_WHAT THE EXERCISE ASKS_. Gather every line below where "Governor" appears.

_DATA SUPPLIED_.
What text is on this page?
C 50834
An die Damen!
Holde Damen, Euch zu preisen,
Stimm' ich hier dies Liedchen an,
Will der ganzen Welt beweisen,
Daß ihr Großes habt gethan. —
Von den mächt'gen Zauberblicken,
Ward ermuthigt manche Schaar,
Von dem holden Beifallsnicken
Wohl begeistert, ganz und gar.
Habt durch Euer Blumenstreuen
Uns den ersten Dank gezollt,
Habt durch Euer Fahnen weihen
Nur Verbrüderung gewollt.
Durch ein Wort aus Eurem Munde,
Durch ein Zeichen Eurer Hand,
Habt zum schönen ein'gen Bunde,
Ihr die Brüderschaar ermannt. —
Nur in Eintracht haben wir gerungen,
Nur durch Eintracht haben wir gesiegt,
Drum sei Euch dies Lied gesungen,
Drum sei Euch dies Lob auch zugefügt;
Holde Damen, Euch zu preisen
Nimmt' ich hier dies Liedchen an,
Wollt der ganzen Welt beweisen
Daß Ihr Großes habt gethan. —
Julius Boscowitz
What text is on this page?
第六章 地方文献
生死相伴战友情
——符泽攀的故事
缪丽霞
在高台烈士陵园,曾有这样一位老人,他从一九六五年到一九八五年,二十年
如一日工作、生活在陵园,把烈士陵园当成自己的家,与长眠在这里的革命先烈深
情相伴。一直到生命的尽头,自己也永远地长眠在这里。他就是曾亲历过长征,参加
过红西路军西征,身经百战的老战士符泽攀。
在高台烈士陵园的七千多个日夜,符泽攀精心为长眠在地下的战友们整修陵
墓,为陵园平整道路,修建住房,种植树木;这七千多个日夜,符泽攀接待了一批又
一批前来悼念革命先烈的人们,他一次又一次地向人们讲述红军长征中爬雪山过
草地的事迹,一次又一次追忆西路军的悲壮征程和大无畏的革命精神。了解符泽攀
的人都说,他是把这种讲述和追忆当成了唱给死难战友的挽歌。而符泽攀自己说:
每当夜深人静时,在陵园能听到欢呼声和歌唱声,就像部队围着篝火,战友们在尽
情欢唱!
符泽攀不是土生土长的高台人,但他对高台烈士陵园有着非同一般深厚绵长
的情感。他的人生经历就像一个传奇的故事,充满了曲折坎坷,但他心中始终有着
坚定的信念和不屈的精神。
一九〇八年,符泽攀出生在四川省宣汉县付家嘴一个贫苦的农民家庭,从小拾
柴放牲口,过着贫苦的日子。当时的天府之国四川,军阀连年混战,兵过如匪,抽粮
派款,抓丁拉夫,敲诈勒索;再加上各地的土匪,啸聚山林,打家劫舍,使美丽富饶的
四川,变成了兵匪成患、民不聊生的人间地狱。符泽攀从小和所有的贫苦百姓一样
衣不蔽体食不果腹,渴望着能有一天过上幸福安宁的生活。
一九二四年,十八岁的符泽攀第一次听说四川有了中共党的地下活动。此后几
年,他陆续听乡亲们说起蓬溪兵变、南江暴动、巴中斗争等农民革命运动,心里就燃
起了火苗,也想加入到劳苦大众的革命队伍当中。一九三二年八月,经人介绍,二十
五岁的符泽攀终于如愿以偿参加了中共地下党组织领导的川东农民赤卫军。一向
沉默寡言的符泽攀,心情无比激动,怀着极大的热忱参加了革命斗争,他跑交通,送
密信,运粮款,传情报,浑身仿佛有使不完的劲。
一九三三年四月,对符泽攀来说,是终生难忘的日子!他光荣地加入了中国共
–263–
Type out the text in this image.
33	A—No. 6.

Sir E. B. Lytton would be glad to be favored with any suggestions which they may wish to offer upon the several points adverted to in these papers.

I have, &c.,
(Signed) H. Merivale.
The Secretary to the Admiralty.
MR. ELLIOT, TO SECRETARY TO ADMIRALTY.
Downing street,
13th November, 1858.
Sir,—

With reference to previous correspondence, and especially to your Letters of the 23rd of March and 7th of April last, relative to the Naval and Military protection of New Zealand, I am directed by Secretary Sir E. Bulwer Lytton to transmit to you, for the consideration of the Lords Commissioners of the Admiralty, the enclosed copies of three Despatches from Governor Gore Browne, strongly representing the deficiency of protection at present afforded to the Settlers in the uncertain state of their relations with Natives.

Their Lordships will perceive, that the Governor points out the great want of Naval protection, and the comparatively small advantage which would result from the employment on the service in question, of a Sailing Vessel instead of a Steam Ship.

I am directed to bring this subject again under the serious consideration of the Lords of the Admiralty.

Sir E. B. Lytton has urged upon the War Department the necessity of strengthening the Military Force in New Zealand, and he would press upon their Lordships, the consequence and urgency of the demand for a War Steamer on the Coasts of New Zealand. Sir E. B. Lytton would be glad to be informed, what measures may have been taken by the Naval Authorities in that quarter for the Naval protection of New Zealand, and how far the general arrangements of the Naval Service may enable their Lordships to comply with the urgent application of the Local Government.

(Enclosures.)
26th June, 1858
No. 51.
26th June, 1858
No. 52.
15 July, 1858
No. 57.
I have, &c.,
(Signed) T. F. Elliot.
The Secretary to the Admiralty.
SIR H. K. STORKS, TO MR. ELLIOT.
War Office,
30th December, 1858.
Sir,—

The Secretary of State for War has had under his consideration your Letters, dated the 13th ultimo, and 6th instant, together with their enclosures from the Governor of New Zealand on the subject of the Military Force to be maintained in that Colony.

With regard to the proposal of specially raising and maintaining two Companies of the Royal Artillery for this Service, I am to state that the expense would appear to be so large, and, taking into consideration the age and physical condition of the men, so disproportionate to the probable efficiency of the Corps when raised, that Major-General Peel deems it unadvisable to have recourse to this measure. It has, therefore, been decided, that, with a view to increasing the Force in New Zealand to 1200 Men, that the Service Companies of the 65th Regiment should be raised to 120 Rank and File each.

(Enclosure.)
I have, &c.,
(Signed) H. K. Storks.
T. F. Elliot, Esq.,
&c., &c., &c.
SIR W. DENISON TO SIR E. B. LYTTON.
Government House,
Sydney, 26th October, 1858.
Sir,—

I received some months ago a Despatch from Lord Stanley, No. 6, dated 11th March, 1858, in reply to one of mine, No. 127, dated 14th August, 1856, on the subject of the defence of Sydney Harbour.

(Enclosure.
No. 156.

_SOLUTION_.
With reference to previous correspondence, and especially to your Letters of the 23rd of March and 7th of April last, relative to the Naval and Military protection of New Zealand, I am directed by Secretary Sir E. Bulwer Lytton to transmit to you, for the consideration of the Lords Commissioners of the Admiralty, the enclosed copies of three Despatches from Governor Gore Browne, strongly representing the deficiency of protection at present afforded to the Settlers in the uncertain state of their relations with Natives.
Their Lordships will perceive, that the Governor points out the great want of Naval protection, and the comparatively small advantage which would result from the employment on the service in question, of a Sailing Vessel instead of a Steam Ship.
The Secretary of State for War has had under his consideration your Letters, dated the 13th ultimo, and 6th instant, together with their enclosures from the Governor of New Zealand on the subject of the Military Force to be maintained in that Colony.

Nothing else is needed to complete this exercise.